* Aim of the task
Determine which lines contain the word "quibus", then copy those lines.

* Material provided
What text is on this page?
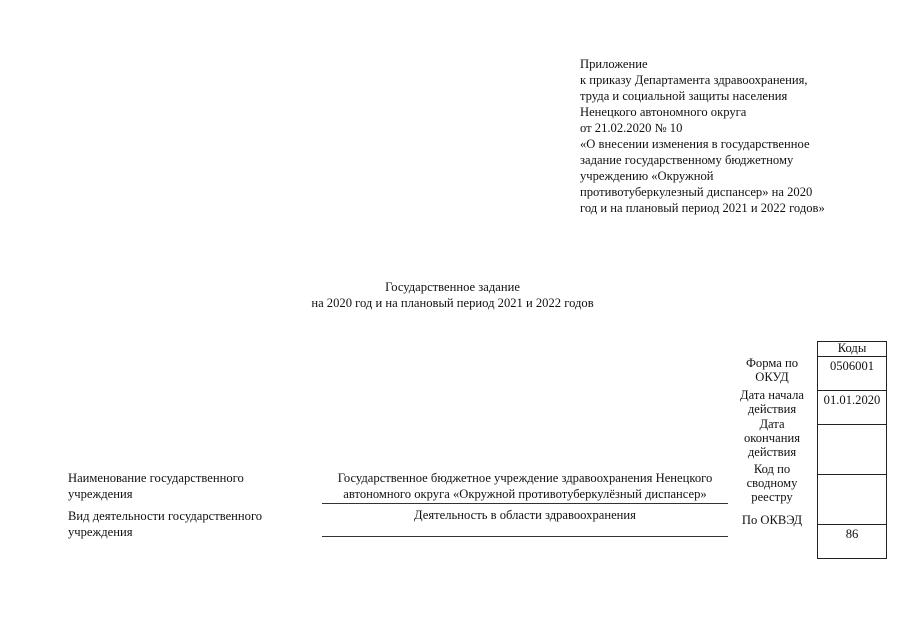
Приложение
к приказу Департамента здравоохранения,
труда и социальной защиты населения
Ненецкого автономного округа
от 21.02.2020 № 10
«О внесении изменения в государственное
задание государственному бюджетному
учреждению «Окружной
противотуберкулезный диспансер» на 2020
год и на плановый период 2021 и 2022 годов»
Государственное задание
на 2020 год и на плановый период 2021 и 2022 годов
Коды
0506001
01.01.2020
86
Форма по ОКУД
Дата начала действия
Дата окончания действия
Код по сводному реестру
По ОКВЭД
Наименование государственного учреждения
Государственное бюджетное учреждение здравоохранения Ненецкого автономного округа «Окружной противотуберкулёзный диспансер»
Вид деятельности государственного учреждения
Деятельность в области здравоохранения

...

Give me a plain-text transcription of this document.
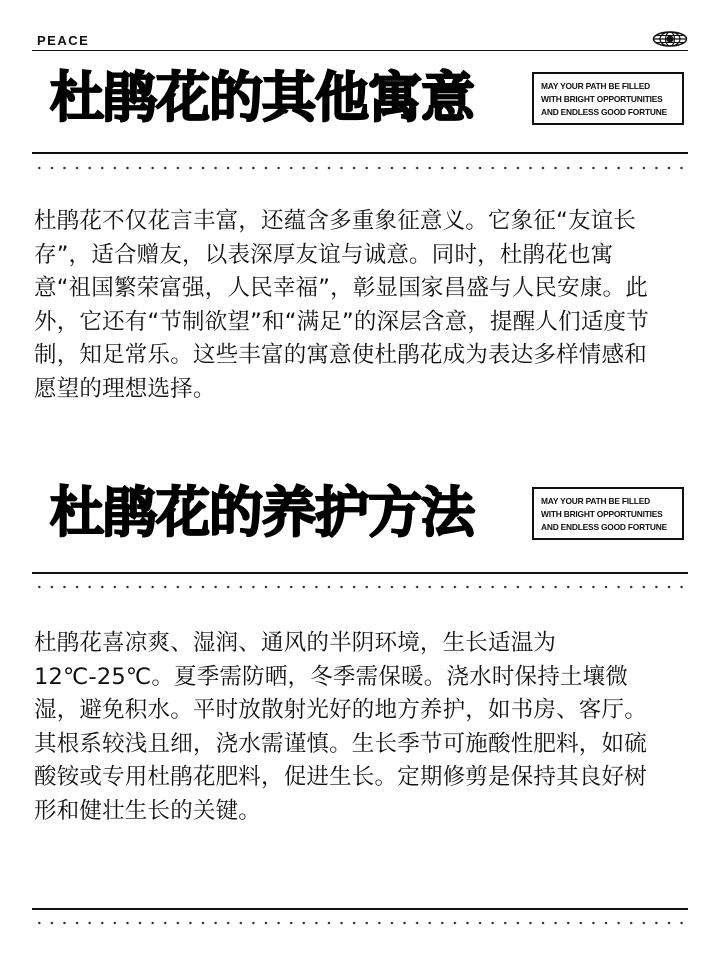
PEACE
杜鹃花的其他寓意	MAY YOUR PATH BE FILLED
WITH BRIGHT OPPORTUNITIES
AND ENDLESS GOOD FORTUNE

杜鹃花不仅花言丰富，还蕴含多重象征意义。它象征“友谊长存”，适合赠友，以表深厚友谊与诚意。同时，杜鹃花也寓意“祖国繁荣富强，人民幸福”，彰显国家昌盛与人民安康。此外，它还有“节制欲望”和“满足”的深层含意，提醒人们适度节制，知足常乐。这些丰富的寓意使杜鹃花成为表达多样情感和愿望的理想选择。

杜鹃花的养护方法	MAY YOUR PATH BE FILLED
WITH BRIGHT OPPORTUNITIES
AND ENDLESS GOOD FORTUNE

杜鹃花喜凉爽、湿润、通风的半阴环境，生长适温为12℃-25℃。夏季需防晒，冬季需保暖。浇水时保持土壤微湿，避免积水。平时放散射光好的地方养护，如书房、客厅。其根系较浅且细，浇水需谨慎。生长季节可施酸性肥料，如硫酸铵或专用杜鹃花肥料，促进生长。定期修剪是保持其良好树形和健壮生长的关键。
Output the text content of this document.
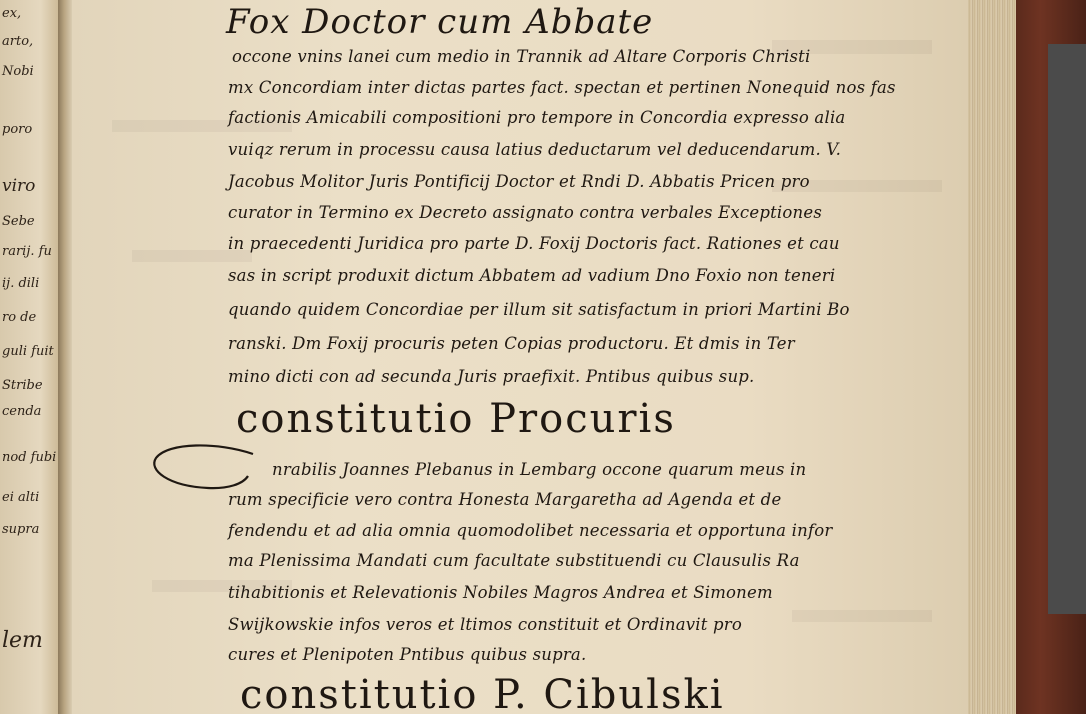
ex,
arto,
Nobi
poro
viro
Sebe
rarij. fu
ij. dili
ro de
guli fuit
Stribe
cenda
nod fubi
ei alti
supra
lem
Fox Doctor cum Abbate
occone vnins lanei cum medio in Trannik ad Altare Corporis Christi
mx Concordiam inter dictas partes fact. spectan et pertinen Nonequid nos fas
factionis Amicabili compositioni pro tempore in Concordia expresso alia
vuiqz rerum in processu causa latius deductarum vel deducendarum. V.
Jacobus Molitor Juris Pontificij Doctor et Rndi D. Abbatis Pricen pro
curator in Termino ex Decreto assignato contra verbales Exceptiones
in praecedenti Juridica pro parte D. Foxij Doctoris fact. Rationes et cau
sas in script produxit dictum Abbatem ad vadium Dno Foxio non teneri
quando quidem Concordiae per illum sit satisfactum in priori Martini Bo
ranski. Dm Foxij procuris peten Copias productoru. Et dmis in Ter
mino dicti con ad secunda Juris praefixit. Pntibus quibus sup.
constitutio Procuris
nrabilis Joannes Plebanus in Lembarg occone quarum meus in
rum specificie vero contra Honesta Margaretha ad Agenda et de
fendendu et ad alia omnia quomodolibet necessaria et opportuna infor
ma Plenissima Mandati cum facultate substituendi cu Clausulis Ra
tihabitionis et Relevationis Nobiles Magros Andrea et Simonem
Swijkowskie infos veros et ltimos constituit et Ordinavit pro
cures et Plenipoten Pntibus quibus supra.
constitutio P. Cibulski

* Answer for the task
mino dicti con ad secunda Juris praefixit. Pntibus quibus sup.
cures et Plenipoten Pntibus quibus supra.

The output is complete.